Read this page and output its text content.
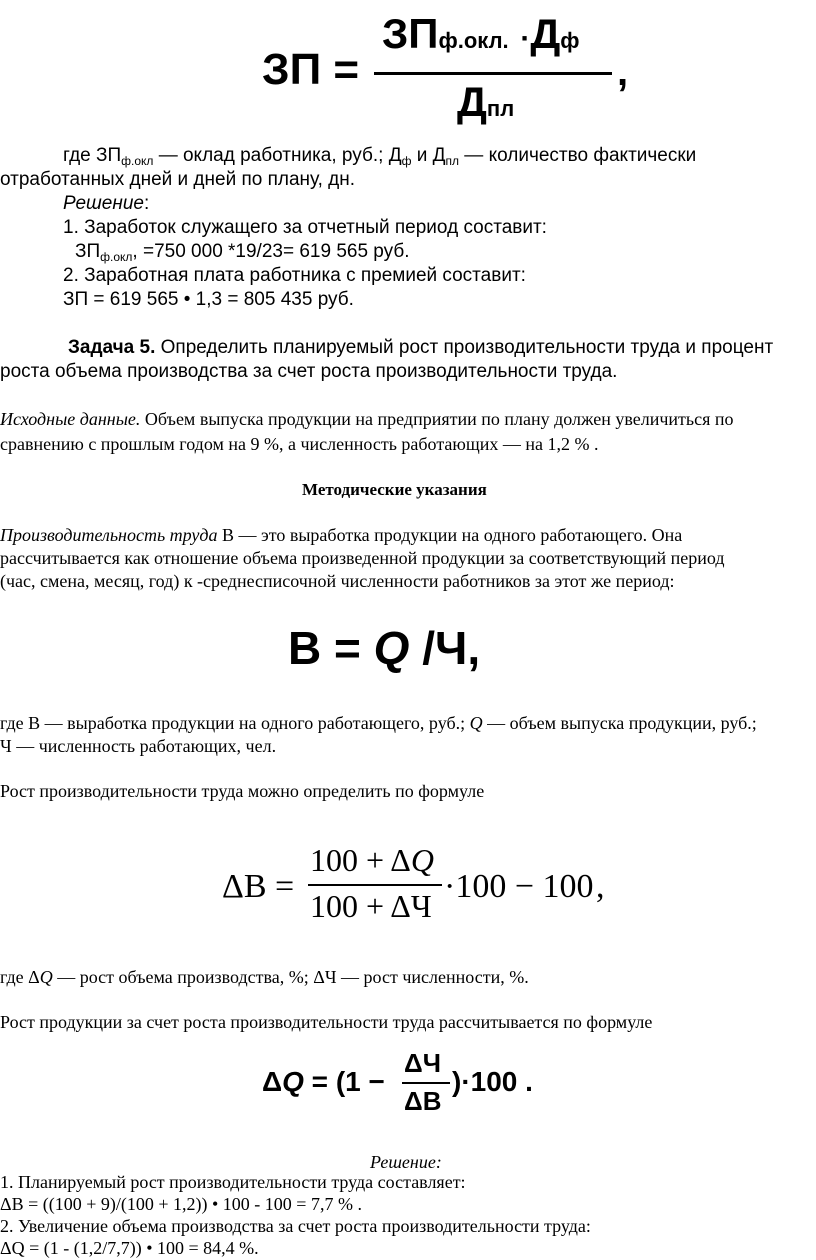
ЗП =
ЗПф.окл. ·Дф
Дпл
,
где $ЗП_{ф.окл}$ — оклад работника, руб.; $Д_ф$ и $Д_{пл}$ — количество фактически
отработанных дней и дней по плану, дн.
Решение:
1. Заработок служащего за отчетный период составит:
$ЗП_{ф.окл}$, =750 000 *19/23= 619 565 руб.
2. Заработная плата работника с премией составит:
ЗП = 619 565 • 1,3 = 805 435 руб.
Задача 5. Определить планируемый рост производительности труда и процент
роста объема производства за счет роста производительности труда.
Исходные данные. Объем выпуска продукции на предприятии по плану должен увеличиться по
сравнению с прошлым годом на 9 %, а численность работающих — на 1,2 % .
Методические указания
Производительность труда В — это выработка продукции на одного работающего. Она
рассчитывается как отношение объема произведенной продукции за соответствующий период
(час, смена, месяц, год) к -среднесписочной численности работников за этот же период:
В = Q /Ч,
где В — выработка продукции на одного работающего, руб.; Q — объем выпуска продукции, руб.;
Ч — численность работающих, чел.
Рост производительности труда можно определить по формуле
ΔВ =
100 + ΔQ
100 + ΔЧ
·100 − 100 ,
где ΔQ — рост объема производства, %; ΔЧ — рост численности, %.
Рост продукции за счет роста производительности труда рассчитывается по формуле
ΔQ = (1 −
ΔЧ
ΔВ
)·100 .
Решение:
1. Планируемый рост производительности труда составляет:
ΔВ = ((100 + 9)/(100 + 1,2)) • 100 - 100 = 7,7 % .
2. Увеличение объема производства за счет роста производительности труда:
ΔQ = (1 - (1,2/7,7)) • 100 = 84,4 %.
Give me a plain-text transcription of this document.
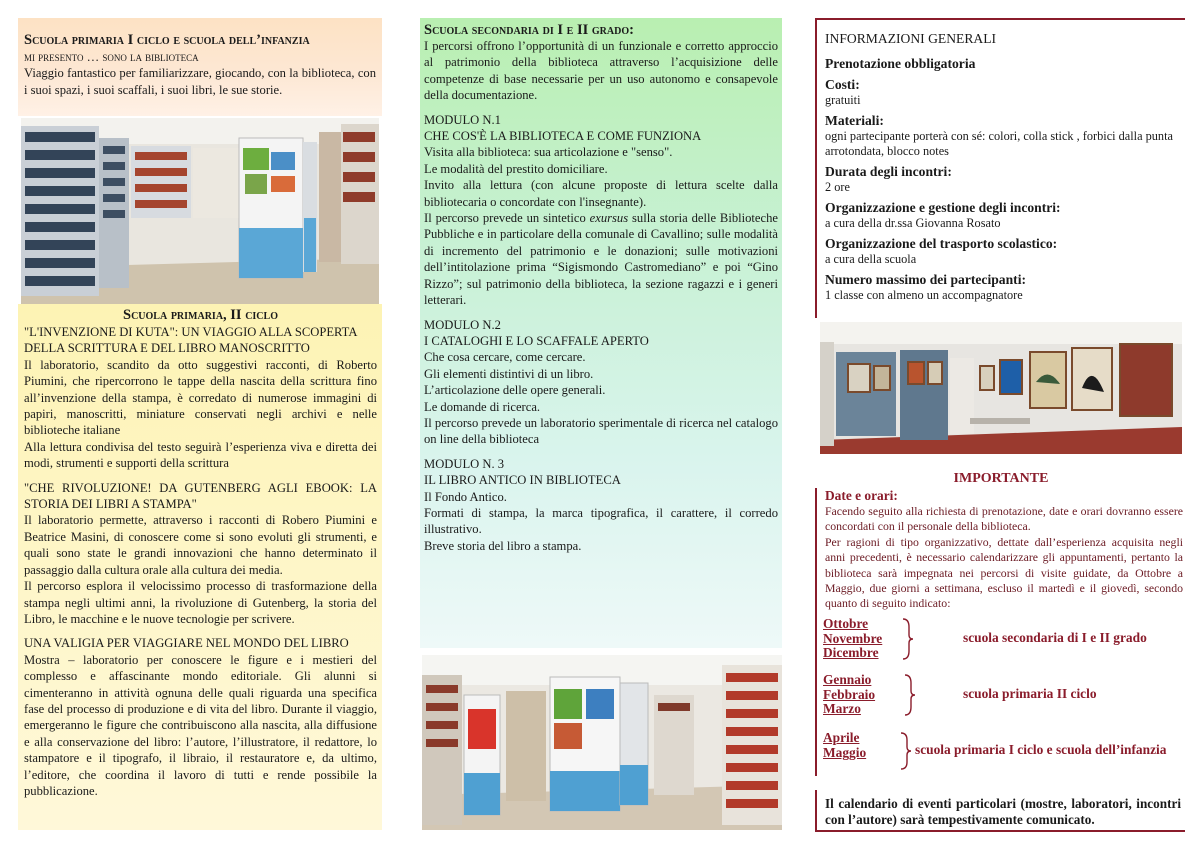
Scuola primaria I ciclo e scuola dell’infanzia

mi presento … sono la biblioteca

Viaggio fantastico per familiarizzare, giocando, con la biblioteca, con i suoi spazi, i suoi scaffali, i suoi libri, le sue storie.

Scuola primaria, II ciclo

"L'INVENZIONE DI KUTA": UN VIAGGIO ALLA SCOPERTA DELLA SCRITTURA E DEL LIBRO MANOSCRITTO

Il laboratorio, scandito da otto suggestivi racconti, di Roberto Piumini, che ripercorrono le tappe della nascita della scrittura fino all’invenzione della stampa, è corredato di numerose immagini di papiri, manoscritti, miniature conservati negli archivi e nelle biblioteche italiane

Alla lettura condivisa del testo seguirà l’esperienza viva e diretta dei modi, strumenti e supporti della scrittura

"CHE RIVOLUZIONE! DA GUTENBERG AGLI EBOOK: LA STORIA DEI LIBRI A STAMPA"

Il laboratorio permette, attraverso i racconti di Robero Piumini e Beatrice Masini, di conoscere come si sono evoluti gli strumenti, e quali sono state le grandi innovazioni che hanno determinato il passaggio dalla cultura orale alla cultura dei media.

Il percorso esplora il velocissimo processo di trasformazione della stampa negli ultimi anni, la rivoluzione di Gutenberg, la storia del Libro, le macchine e le nuove tecnologie per scrivere.

UNA VALIGIA PER VIAGGIARE NEL MONDO DEL LIBRO

Mostra – laboratorio per conoscere le figure e i mestieri del complesso e affascinante mondo editoriale. Gli alunni si cimenteranno in attività ognuna delle quali riguarda una specifica fase del processo di produzione e di vita del libro. Durante il viaggio, emergeranno le figure che contribuiscono alla nascita, alla diffusione e alla conservazione del libro: l’autore, l’illustratore, il redattore, lo stampatore e il tipografo, il libraio, il restauratore e, da ultimo, l’editore, che coordina il lavoro di tutti e rende possibile la pubblicazione.

Scuola secondaria di I e II grado:

I percorsi offrono l’opportunità di un funzionale e corretto approccio al patrimonio della biblioteca attraverso l’acquisizione delle competenze di base necessarie per un uso autonomo e consapevole della documentazione.

MODULO N.1

CHE COS'È LA BIBLIOTECA E COME FUNZIONA

Visita alla biblioteca: sua articolazione e "senso".

Le modalità del prestito domiciliare.

Invito alla lettura (con alcune proposte di lettura scelte dalla bibliotecaria o concordate con l'insegnante).

Il percorso prevede un sintetico exursus sulla storia delle Biblioteche Pubbliche e in particolare della comunale di Cavallino; sulle modalità di incremento del patrimonio e le donazioni; sulle motivazioni dell’intitolazione prima “Sigismondo Castromediano” e poi “Gino Rizzo”; sul patrimonio della biblioteca, la sezione ragazzi e i generi letterari.

MODULO N.2

I CATALOGHI E LO SCAFFALE APERTO

Che cosa cercare, come cercare.

Gli elementi distintivi di un libro.

L’articolazione delle opere generali.

Le domande di ricerca.

Il percorso prevede un laboratorio sperimentale di ricerca nel catalogo on line della biblioteca

MODULO N. 3

IL LIBRO ANTICO IN BIBLIOTECA

Il Fondo Antico.

Formati di stampa, la marca tipografica, il carattere, il corredo illustrativo.

Breve storia del libro a stampa.

INFORMAZIONI GENERALI

Prenotazione obbligatoria

Costi:

gratuiti

Materiali:

ogni partecipante porterà con sé: colori, colla stick , forbici dalla punta arrotondata, blocco notes

Durata degli incontri:

2 ore

Organizzazione e gestione degli incontri:

a cura della dr.ssa Giovanna Rosato

Organizzazione del trasporto scolastico:

a cura della scuola

Numero massimo dei partecipanti:

1 classe con almeno un accompagnatore

IMPORTANTE

Date e orari:

Facendo seguito alla richiesta di prenotazione, date e orari dovranno essere concordati con il personale della biblioteca.

Per ragioni di tipo organizzativo, dettate dall’esperienza acquisita negli anni precedenti, è necessario calendarizzare gli appuntamenti, pertanto la biblioteca sarà impegnata nei percorsi di visite guidate, da Ottobre a Maggio, due giorni a settimana, escluso il martedì e il giovedì, secondo quanto di seguito indicato:

Ottobre
Novembre
Dicembre
scuola secondaria di I e II grado
Gennaio
Febbraio
Marzo
scuola primaria II ciclo
Aprile
Maggio	scuola primaria I ciclo e scuola dell’infanzia
Il calendario di eventi particolari (mostre, laboratori, incontri con l’autore) sarà tempestivamente comunicato.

=====

WHAT THE TASK ASKS = Make an exact copy of the data, leaving its pictures out.

COMPLETED TASK =
Read this page and output its text content.
ЗП =
ЗПф.окл. ·Дф
Дпл
,
где $ЗП_{ф.окл}$ — оклад работника, руб.; $Д_ф$ и $Д_{пл}$ — количество фактически
отработанных дней и дней по плану, дн.
Решение:
1. Заработок служащего за отчетный период составит:
$ЗП_{ф.окл}$, =750 000 *19/23= 619 565 руб.
2. Заработная плата работника с премией составит:
ЗП = 619 565 • 1,3 = 805 435 руб.
Задача 5. Определить планируемый рост производительности труда и процент
роста объема производства за счет роста производительности труда.
Исходные данные. Объем выпуска продукции на предприятии по плану должен увеличиться по
сравнению с прошлым годом на 9 %, а численность работающих — на 1,2 % .
Методические указания
Производительность труда В — это выработка продукции на одного работающего. Она
рассчитывается как отношение объема произведенной продукции за соответствующий период
(час, смена, месяц, год) к -среднесписочной численности работников за этот же период:
В = Q /Ч,
где В — выработка продукции на одного работающего, руб.; Q — объем выпуска продукции, руб.;
Ч — численность работающих, чел.
Рост производительности труда можно определить по формуле
ΔВ =
100 + ΔQ
100 + ΔЧ
·100 − 100 ,
где ΔQ — рост объема производства, %; ΔЧ — рост численности, %.
Рост продукции за счет роста производительности труда рассчитывается по формуле
ΔQ = (1 −
ΔЧ
ΔВ
)·100 .
Решение:
1. Планируемый рост производительности труда составляет:
ΔВ = ((100 + 9)/(100 + 1,2)) • 100 - 100 = 7,7 % .
2. Увеличение объема производства за счет роста производительности труда:
ΔQ = (1 - (1,2/7,7)) • 100 = 84,4 %.
Give me a plain-text transcription of this document.
Scuola primaria I ciclo e scuola dell’infanzia

mi presento … sono la biblioteca

Viaggio fantastico per familiarizzare, giocando, con la biblioteca, con i suoi spazi, i suoi scaffali, i suoi libri, le sue storie.

Scuola primaria, II ciclo

"L'INVENZIONE DI KUTA": UN VIAGGIO ALLA SCOPERTA DELLA SCRITTURA E DEL LIBRO MANOSCRITTO

Il laboratorio, scandito da otto suggestivi racconti, di Roberto Piumini, che ripercorrono le tappe della nascita della scrittura fino all’invenzione della stampa, è corredato di numerose immagini di papiri, manoscritti, miniature conservati negli archivi e nelle biblioteche italiane

Alla lettura condivisa del testo seguirà l’esperienza viva e diretta dei modi, strumenti e supporti della scrittura

"CHE RIVOLUZIONE! DA GUTENBERG AGLI EBOOK: LA STORIA DEI LIBRI A STAMPA"

Il laboratorio permette, attraverso i racconti di Robero Piumini e Beatrice Masini, di conoscere come si sono evoluti gli strumenti, e quali sono state le grandi innovazioni che hanno determinato il passaggio dalla cultura orale alla cultura dei media.

Il percorso esplora il velocissimo processo di trasformazione della stampa negli ultimi anni, la rivoluzione di Gutenberg, la storia del Libro, le macchine e le nuove tecnologie per scrivere.

UNA VALIGIA PER VIAGGIARE NEL MONDO DEL LIBRO

Mostra – laboratorio per conoscere le figure e i mestieri del complesso e affascinante mondo editoriale. Gli alunni si cimenteranno in attività ognuna delle quali riguarda una specifica fase del processo di produzione e di vita del libro. Durante il viaggio, emergeranno le figure che contribuiscono alla nascita, alla diffusione e alla conservazione del libro: l’autore, l’illustratore, il redattore, lo stampatore e il tipografo, il libraio, il restauratore e, da ultimo, l’editore, che coordina il lavoro di tutti e rende possibile la pubblicazione.

Scuola secondaria di I e II grado:

I percorsi offrono l’opportunità di un funzionale e corretto approccio al patrimonio della biblioteca attraverso l’acquisizione delle competenze di base necessarie per un uso autonomo e consapevole della documentazione.

MODULO N.1

CHE COS'È LA BIBLIOTECA E COME FUNZIONA

Visita alla biblioteca: sua articolazione e "senso".

Le modalità del prestito domiciliare.

Invito alla lettura (con alcune proposte di lettura scelte dalla bibliotecaria o concordate con l'insegnante).

Il percorso prevede un sintetico exursus sulla storia delle Biblioteche Pubbliche e in particolare della comunale di Cavallino; sulle modalità di incremento del patrimonio e le donazioni; sulle motivazioni dell’intitolazione prima “Sigismondo Castromediano” e poi “Gino Rizzo”; sul patrimonio della biblioteca, la sezione ragazzi e i generi letterari.

MODULO N.2

I CATALOGHI E LO SCAFFALE APERTO

Che cosa cercare, come cercare.

Gli elementi distintivi di un libro.

L’articolazione delle opere generali.

Le domande di ricerca.

Il percorso prevede un laboratorio sperimentale di ricerca nel catalogo on line della biblioteca

MODULO N. 3

IL LIBRO ANTICO IN BIBLIOTECA

Il Fondo Antico.

Formati di stampa, la marca tipografica, il carattere, il corredo illustrativo.

Breve storia del libro a stampa.

INFORMAZIONI GENERALI

Prenotazione obbligatoria

Costi:

gratuiti

Materiali:

ogni partecipante porterà con sé: colori, colla stick , forbici dalla punta arrotondata, blocco notes

Durata degli incontri:

2 ore

Organizzazione e gestione degli incontri:

a cura della dr.ssa Giovanna Rosato

Organizzazione del trasporto scolastico:

a cura della scuola

Numero massimo dei partecipanti:

1 classe con almeno un accompagnatore

IMPORTANTE

Date e orari:

Facendo seguito alla richiesta di prenotazione, date e orari dovranno essere concordati con il personale della biblioteca.

Per ragioni di tipo organizzativo, dettate dall’esperienza acquisita negli anni precedenti, è necessario calendarizzare gli appuntamenti, pertanto la biblioteca sarà impegnata nei percorsi di visite guidate, da Ottobre a Maggio, due giorni a settimana, escluso il martedì e il giovedì, secondo quanto di seguito indicato:

Ottobre
Novembre
Dicembre
scuola secondaria di I e II grado
Gennaio
Febbraio
Marzo
scuola primaria II ciclo
Aprile
Maggio	scuola primaria I ciclo e scuola dell’infanzia
Il calendario di eventi particolari (mostre, laboratori, incontri con l’autore) sarà tempestivamente comunicato.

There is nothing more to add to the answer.